◆ **OBJECTIVE**
Reproduce the listing word for word, leaving every picture behind.

◆ **Saved entries**
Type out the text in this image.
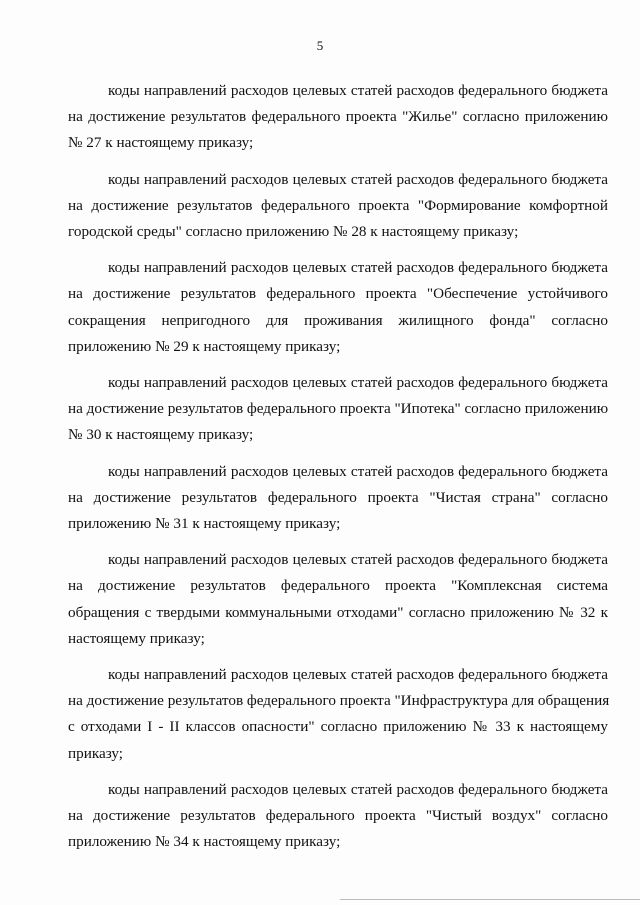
5

коды направлений расходов целевых статей расходов федерального бюджета
на достижение результатов федерального проекта "Жилье" согласно приложению
№ 27 к настоящему приказу;

коды направлений расходов целевых статей расходов федерального бюджета
на достижение результатов федерального проекта "Формирование комфортной
городской среды" согласно приложению № 28 к настоящему приказу;

коды направлений расходов целевых статей расходов федерального бюджета
на достижение результатов федерального проекта "Обеспечение устойчивого
сокращения непригодного для проживания жилищного фонда" согласно
приложению № 29 к настоящему приказу;

коды направлений расходов целевых статей расходов федерального бюджета
на достижение результатов федерального проекта "Ипотека" согласно приложению
№ 30 к настоящему приказу;

коды направлений расходов целевых статей расходов федерального бюджета
на достижение результатов федерального проекта "Чистая страна" согласно
приложению № 31 к настоящему приказу;

коды направлений расходов целевых статей расходов федерального бюджета
на достижение результатов федерального проекта "Комплексная система
обращения с твердыми коммунальными отходами" согласно приложению № 32 к
настоящему приказу;

коды направлений расходов целевых статей расходов федерального бюджета
на достижение результатов федерального проекта "Инфраструктура для обращения
с отходами I - II классов опасности" согласно приложению № 33 к настоящему
приказу;

коды направлений расходов целевых статей расходов федерального бюджета
на достижение результатов федерального проекта "Чистый воздух" согласно
приложению № 34 к настоящему приказу;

◆ **FINISHED TASK**
Type out the text in this image.
5

коды направлений расходов целевых статей расходов федерального бюджета
на достижение результатов федерального проекта "Жилье" согласно приложению
№ 27 к настоящему приказу;

коды направлений расходов целевых статей расходов федерального бюджета
на достижение результатов федерального проекта "Формирование комфортной
городской среды" согласно приложению № 28 к настоящему приказу;

коды направлений расходов целевых статей расходов федерального бюджета
на достижение результатов федерального проекта "Обеспечение устойчивого
сокращения непригодного для проживания жилищного фонда" согласно
приложению № 29 к настоящему приказу;

коды направлений расходов целевых статей расходов федерального бюджета
на достижение результатов федерального проекта "Ипотека" согласно приложению
№ 30 к настоящему приказу;

коды направлений расходов целевых статей расходов федерального бюджета
на достижение результатов федерального проекта "Чистая страна" согласно
приложению № 31 к настоящему приказу;

коды направлений расходов целевых статей расходов федерального бюджета
на достижение результатов федерального проекта "Комплексная система
обращения с твердыми коммунальными отходами" согласно приложению № 32 к
настоящему приказу;

коды направлений расходов целевых статей расходов федерального бюджета
на достижение результатов федерального проекта "Инфраструктура для обращения
с отходами I - II классов опасности" согласно приложению № 33 к настоящему
приказу;

коды направлений расходов целевых статей расходов федерального бюджета
на достижение результатов федерального проекта "Чистый воздух" согласно
приложению № 34 к настоящему приказу;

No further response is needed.